**STORED DATA:**
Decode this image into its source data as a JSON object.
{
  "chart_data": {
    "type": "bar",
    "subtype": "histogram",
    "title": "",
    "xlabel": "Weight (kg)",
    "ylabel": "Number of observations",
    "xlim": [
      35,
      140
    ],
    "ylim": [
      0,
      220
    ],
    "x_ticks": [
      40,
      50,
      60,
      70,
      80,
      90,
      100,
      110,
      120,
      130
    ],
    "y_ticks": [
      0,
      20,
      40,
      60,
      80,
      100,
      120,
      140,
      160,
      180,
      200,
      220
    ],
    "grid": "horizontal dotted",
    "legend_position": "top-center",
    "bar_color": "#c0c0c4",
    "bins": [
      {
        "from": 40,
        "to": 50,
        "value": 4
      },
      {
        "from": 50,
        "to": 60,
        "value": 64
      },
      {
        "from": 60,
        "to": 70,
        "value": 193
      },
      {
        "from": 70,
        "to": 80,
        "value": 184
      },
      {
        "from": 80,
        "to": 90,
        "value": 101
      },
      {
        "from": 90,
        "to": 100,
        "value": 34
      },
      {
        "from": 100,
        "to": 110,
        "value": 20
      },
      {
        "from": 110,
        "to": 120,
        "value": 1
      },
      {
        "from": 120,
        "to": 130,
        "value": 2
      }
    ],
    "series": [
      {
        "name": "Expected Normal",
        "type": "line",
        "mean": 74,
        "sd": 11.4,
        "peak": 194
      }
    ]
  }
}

**TASK STATEMENT:**
Repeat the listing above without any change.

**TASK ANSWER:**
Decode this image into its source data as a JSON object.
{
  "chart_data": {
    "type": "bar",
    "subtype": "histogram",
    "title": "",
    "xlabel": "Weight (kg)",
    "ylabel": "Number of observations",
    "xlim": [
      35,
      140
    ],
    "ylim": [
      0,
      220
    ],
    "x_ticks": [
      40,
      50,
      60,
      70,
      80,
      90,
      100,
      110,
      120,
      130
    ],
    "y_ticks": [
      0,
      20,
      40,
      60,
      80,
      100,
      120,
      140,
      160,
      180,
      200,
      220
    ],
    "grid": "horizontal dotted",
    "legend_position": "top-center",
    "bar_color": "#c0c0c4",
    "bins": [
      {
        "from": 40,
        "to": 50,
        "value": 4
      },
      {
        "from": 50,
        "to": 60,
        "value": 64
      },
      {
        "from": 60,
        "to": 70,
        "value": 193
      },
      {
        "from": 70,
        "to": 80,
        "value": 184
      },
      {
        "from": 80,
        "to": 90,
        "value": 101
      },
      {
        "from": 90,
        "to": 100,
        "value": 34
      },
      {
        "from": 100,
        "to": 110,
        "value": 20
      },
      {
        "from": 110,
        "to": 120,
        "value": 1
      },
      {
        "from": 120,
        "to": 130,
        "value": 2
      }
    ],
    "series": [
      {
        "name": "Expected Normal",
        "type": "line",
        "mean": 74,
        "sd": 11.4,
        "peak": 194
      }
    ]
  }
}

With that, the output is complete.